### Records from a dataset
--------
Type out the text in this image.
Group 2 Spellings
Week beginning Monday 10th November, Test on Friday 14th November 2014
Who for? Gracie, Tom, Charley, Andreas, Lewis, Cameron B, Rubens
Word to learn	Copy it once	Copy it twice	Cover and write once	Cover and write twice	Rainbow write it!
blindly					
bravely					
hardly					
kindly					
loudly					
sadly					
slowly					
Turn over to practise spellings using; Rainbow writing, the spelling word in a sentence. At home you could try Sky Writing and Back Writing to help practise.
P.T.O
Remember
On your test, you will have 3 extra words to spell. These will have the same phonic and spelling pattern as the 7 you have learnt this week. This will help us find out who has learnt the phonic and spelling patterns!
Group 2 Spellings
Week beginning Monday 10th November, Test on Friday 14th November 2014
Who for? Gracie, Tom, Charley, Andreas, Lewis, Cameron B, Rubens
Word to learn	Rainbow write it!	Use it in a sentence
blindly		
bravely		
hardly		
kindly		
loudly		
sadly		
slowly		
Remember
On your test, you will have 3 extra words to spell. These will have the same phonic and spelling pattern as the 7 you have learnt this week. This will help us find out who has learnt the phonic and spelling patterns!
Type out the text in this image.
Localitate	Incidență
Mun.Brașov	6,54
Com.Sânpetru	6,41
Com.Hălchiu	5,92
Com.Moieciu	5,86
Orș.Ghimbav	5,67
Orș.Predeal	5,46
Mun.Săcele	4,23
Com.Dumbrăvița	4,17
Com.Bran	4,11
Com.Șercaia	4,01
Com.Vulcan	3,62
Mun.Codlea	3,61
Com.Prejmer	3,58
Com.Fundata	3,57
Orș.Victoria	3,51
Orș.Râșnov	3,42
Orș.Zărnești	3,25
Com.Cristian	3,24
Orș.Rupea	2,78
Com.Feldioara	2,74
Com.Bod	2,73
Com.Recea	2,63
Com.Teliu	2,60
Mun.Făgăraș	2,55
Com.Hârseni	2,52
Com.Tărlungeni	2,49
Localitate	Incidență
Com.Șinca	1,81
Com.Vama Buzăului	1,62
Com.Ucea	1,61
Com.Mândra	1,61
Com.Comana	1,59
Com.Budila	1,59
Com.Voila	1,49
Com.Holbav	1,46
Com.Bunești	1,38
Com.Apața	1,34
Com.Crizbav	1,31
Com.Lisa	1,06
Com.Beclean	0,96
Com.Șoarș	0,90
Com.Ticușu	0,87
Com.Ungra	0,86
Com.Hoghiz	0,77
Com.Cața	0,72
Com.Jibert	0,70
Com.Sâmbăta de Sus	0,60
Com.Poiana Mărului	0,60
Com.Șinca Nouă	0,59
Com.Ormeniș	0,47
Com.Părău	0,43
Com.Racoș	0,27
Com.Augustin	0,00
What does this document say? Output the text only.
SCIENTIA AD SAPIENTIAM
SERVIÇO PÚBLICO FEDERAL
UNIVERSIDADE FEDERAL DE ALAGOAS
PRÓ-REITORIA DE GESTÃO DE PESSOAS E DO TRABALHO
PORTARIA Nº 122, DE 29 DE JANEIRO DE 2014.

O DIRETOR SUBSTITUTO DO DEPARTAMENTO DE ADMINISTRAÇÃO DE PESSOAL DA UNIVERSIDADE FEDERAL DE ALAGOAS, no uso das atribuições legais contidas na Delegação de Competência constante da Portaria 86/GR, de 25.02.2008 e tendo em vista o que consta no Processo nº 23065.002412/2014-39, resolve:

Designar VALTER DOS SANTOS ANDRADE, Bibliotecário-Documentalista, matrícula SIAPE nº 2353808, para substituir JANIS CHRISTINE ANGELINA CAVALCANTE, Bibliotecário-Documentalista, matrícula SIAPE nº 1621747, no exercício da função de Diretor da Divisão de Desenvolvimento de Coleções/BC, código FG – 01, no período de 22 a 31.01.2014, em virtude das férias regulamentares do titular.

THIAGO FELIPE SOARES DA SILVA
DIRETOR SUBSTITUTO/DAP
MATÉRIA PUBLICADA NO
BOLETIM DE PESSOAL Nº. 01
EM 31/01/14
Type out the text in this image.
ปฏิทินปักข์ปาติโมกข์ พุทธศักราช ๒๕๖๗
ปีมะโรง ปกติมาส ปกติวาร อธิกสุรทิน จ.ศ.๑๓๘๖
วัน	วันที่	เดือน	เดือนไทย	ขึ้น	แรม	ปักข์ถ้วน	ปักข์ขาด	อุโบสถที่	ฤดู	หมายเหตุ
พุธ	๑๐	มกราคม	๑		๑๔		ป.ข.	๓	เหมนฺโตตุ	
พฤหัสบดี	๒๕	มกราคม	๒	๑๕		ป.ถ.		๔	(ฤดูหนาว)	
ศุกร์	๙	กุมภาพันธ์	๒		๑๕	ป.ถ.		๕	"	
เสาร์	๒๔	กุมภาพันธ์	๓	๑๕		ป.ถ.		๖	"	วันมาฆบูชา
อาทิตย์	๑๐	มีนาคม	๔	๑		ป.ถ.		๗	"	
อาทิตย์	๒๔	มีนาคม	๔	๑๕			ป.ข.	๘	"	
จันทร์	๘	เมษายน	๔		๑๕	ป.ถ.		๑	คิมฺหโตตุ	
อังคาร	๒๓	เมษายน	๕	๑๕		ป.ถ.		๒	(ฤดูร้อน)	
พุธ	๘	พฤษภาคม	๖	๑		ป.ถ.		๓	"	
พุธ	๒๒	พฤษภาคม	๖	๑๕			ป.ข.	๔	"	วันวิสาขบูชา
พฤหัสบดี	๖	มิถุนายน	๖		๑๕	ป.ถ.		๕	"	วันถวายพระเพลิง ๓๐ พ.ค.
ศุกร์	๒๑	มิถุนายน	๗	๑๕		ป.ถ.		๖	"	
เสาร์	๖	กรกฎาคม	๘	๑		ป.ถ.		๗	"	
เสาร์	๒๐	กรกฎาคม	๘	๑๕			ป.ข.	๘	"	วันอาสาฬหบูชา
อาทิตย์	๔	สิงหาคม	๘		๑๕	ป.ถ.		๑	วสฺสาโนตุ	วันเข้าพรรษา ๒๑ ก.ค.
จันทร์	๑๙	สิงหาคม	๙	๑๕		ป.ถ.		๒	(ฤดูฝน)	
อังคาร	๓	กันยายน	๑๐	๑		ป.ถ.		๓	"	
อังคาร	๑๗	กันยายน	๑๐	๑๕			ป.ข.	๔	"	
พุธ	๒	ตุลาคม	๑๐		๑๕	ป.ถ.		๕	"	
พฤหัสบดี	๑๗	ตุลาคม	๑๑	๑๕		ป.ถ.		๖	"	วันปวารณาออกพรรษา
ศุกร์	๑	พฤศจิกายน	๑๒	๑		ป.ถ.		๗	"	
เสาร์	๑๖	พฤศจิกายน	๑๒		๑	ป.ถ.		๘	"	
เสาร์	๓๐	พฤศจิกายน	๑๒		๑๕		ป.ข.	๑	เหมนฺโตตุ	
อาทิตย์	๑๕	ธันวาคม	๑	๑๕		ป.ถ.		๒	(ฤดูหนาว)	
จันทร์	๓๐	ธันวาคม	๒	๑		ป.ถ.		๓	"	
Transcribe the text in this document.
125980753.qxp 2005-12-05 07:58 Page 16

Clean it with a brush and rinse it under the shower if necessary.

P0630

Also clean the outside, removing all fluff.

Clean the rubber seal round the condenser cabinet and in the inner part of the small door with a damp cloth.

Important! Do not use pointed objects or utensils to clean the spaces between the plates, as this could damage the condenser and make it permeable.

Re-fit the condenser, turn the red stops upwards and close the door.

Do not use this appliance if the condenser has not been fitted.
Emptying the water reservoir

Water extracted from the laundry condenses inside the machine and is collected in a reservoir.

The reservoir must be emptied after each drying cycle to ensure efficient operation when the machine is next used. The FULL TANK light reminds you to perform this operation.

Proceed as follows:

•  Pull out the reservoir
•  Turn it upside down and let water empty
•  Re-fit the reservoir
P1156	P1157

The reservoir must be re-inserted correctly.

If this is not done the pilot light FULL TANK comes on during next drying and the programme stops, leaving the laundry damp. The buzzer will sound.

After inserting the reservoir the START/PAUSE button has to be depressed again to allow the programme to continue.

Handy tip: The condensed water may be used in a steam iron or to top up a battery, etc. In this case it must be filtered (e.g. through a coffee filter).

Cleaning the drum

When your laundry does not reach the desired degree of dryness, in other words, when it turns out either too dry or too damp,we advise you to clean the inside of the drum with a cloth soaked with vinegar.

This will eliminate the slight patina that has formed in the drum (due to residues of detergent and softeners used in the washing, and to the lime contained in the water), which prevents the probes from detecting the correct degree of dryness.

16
--------
### Task to complete
Transcribe the records above exactly, but only from the line that contains "Transcribe the text in this document." through their final line, inclusive.

### Right answer
Transcribe the text in this document.
125980753.qxp 2005-12-05 07:58 Page 16

Clean it with a brush and rinse it under the shower if necessary.

P0630

Also clean the outside, removing all fluff.

Clean the rubber seal round the condenser cabinet and in the inner part of the small door with a damp cloth.

Important! Do not use pointed objects or utensils to clean the spaces between the plates, as this could damage the condenser and make it permeable.

Re-fit the condenser, turn the red stops upwards and close the door.

Do not use this appliance if the condenser has not been fitted.
Emptying the water reservoir

Water extracted from the laundry condenses inside the machine and is collected in a reservoir.

The reservoir must be emptied after each drying cycle to ensure efficient operation when the machine is next used. The FULL TANK light reminds you to perform this operation.

Proceed as follows:

•  Pull out the reservoir
•  Turn it upside down and let water empty
•  Re-fit the reservoir
P1156	P1157

The reservoir must be re-inserted correctly.

If this is not done the pilot light FULL TANK comes on during next drying and the programme stops, leaving the laundry damp. The buzzer will sound.

After inserting the reservoir the START/PAUSE button has to be depressed again to allow the programme to continue.

Handy tip: The condensed water may be used in a steam iron or to top up a battery, etc. In this case it must be filtered (e.g. through a coffee filter).

Cleaning the drum

When your laundry does not reach the desired degree of dryness, in other words, when it turns out either too dry or too damp,we advise you to clean the inside of the drum with a cloth soaked with vinegar.

This will eliminate the slight patina that has formed in the drum (due to residues of detergent and softeners used in the washing, and to the lime contained in the water), which prevents the probes from detecting the correct degree of dryness.

16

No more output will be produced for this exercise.